WHAT YOU WILL DO |
Return all entries precisely as they stand, without the images.

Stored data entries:
>>>
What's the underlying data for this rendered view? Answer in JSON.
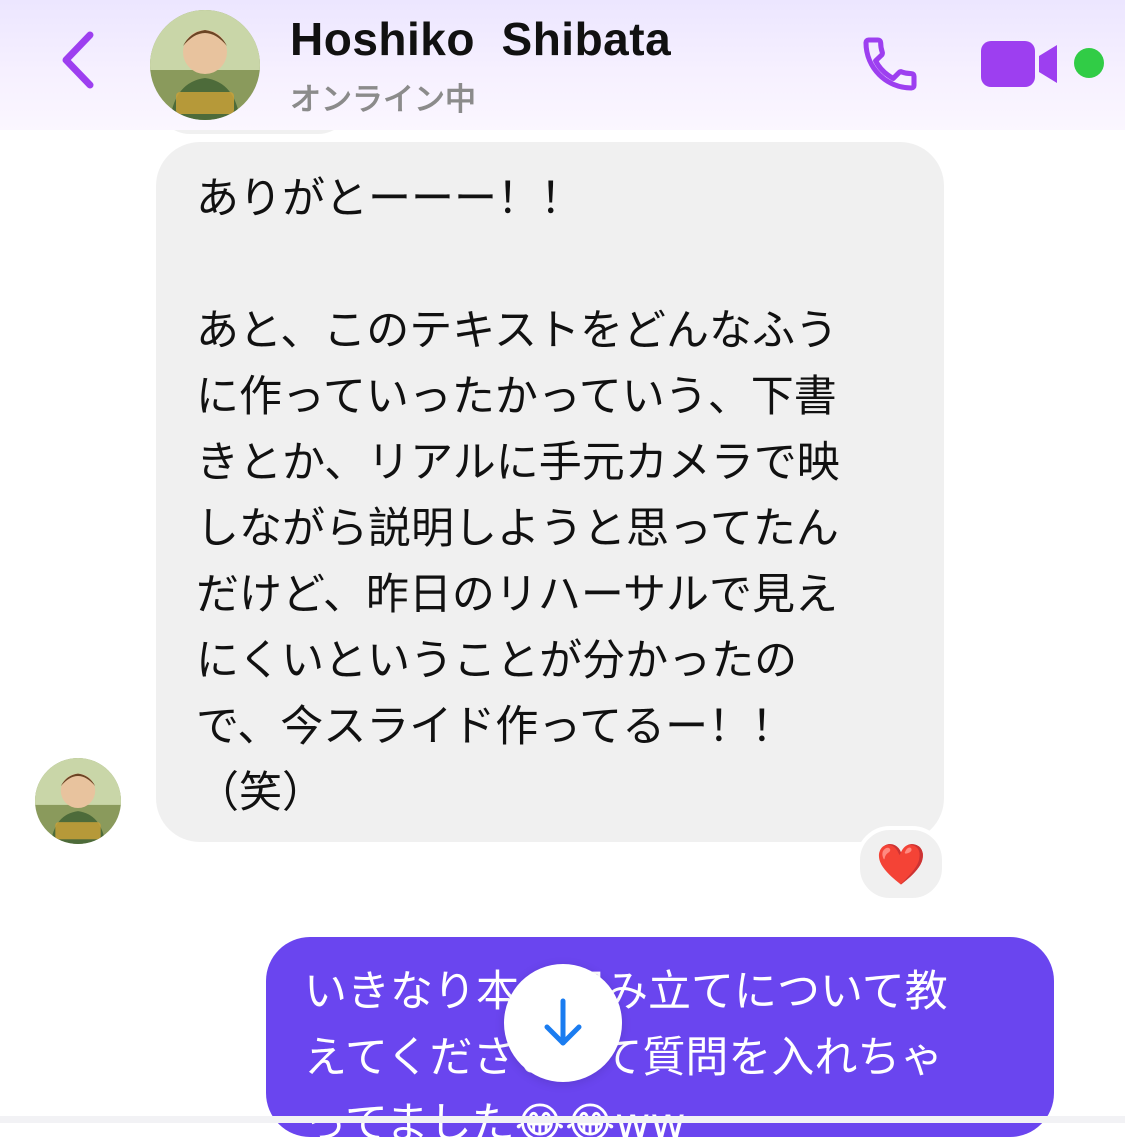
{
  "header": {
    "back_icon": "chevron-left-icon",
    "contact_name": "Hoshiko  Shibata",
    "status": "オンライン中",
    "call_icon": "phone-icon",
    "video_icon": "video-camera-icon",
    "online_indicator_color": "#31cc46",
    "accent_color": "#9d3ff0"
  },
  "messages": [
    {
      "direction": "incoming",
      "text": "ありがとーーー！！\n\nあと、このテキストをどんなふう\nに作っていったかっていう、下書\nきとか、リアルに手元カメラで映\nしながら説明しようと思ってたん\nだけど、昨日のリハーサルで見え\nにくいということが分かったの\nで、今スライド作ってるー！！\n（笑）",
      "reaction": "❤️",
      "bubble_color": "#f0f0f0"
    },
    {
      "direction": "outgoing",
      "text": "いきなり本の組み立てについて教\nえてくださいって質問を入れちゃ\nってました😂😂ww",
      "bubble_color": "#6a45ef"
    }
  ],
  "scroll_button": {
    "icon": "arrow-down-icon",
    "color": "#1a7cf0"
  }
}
<<<
RESPONSE |
What's the underlying data for this rendered view? Answer in JSON.
{
  "header": {
    "back_icon": "chevron-left-icon",
    "contact_name": "Hoshiko  Shibata",
    "status": "オンライン中",
    "call_icon": "phone-icon",
    "video_icon": "video-camera-icon",
    "online_indicator_color": "#31cc46",
    "accent_color": "#9d3ff0"
  },
  "messages": [
    {
      "direction": "incoming",
      "text": "ありがとーーー！！\n\nあと、このテキストをどんなふう\nに作っていったかっていう、下書\nきとか、リアルに手元カメラで映\nしながら説明しようと思ってたん\nだけど、昨日のリハーサルで見え\nにくいということが分かったの\nで、今スライド作ってるー！！\n（笑）",
      "reaction": "❤️",
      "bubble_color": "#f0f0f0"
    },
    {
      "direction": "outgoing",
      "text": "いきなり本の組み立てについて教\nえてくださいって質問を入れちゃ\nってました😂😂ww",
      "bubble_color": "#6a45ef"
    }
  ],
  "scroll_button": {
    "icon": "arrow-down-icon",
    "color": "#1a7cf0"
  }
}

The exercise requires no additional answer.